> [The problem]: In your copy, reproduce the entries exactly as they are, minus the images.

═════ Data rows ═════

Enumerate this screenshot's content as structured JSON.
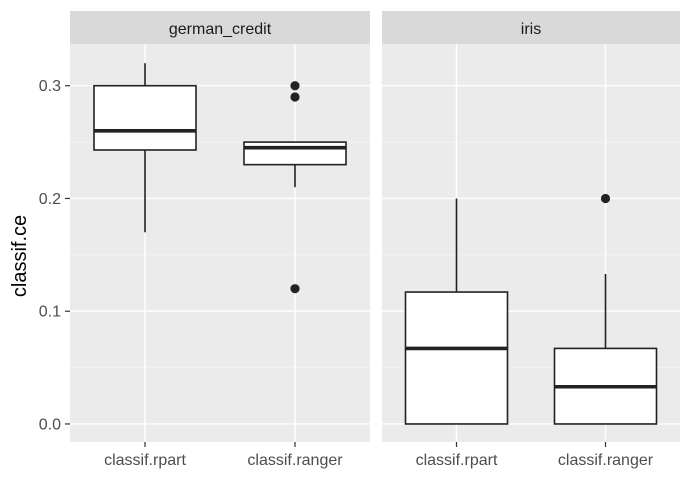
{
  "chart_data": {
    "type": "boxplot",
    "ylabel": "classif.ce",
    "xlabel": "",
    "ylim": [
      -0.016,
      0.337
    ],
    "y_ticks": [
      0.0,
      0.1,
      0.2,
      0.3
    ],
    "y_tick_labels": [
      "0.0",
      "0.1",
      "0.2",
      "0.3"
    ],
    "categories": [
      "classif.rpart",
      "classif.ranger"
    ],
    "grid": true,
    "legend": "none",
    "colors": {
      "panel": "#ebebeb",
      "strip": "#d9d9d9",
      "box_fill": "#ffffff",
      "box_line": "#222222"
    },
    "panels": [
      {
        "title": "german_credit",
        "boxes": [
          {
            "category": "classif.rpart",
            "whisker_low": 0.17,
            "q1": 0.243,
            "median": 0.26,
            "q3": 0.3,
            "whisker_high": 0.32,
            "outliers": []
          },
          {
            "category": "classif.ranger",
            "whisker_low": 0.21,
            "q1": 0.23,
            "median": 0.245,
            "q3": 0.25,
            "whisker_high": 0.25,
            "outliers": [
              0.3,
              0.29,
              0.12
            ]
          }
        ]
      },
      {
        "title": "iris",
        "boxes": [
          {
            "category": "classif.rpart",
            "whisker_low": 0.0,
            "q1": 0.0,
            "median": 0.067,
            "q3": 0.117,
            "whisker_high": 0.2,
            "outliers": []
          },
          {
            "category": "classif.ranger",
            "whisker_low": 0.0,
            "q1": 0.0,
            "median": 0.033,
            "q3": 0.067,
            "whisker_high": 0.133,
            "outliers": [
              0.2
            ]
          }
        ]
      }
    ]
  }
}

═════

> [Complete response]:
Enumerate this screenshot's content as structured JSON.
{
  "chart_data": {
    "type": "boxplot",
    "ylabel": "classif.ce",
    "xlabel": "",
    "ylim": [
      -0.016,
      0.337
    ],
    "y_ticks": [
      0.0,
      0.1,
      0.2,
      0.3
    ],
    "y_tick_labels": [
      "0.0",
      "0.1",
      "0.2",
      "0.3"
    ],
    "categories": [
      "classif.rpart",
      "classif.ranger"
    ],
    "grid": true,
    "legend": "none",
    "colors": {
      "panel": "#ebebeb",
      "strip": "#d9d9d9",
      "box_fill": "#ffffff",
      "box_line": "#222222"
    },
    "panels": [
      {
        "title": "german_credit",
        "boxes": [
          {
            "category": "classif.rpart",
            "whisker_low": 0.17,
            "q1": 0.243,
            "median": 0.26,
            "q3": 0.3,
            "whisker_high": 0.32,
            "outliers": []
          },
          {
            "category": "classif.ranger",
            "whisker_low": 0.21,
            "q1": 0.23,
            "median": 0.245,
            "q3": 0.25,
            "whisker_high": 0.25,
            "outliers": [
              0.3,
              0.29,
              0.12
            ]
          }
        ]
      },
      {
        "title": "iris",
        "boxes": [
          {
            "category": "classif.rpart",
            "whisker_low": 0.0,
            "q1": 0.0,
            "median": 0.067,
            "q3": 0.117,
            "whisker_high": 0.2,
            "outliers": []
          },
          {
            "category": "classif.ranger",
            "whisker_low": 0.0,
            "q1": 0.0,
            "median": 0.033,
            "q3": 0.067,
            "whisker_high": 0.133,
            "outliers": [
              0.2
            ]
          }
        ]
      }
    ]
  }
}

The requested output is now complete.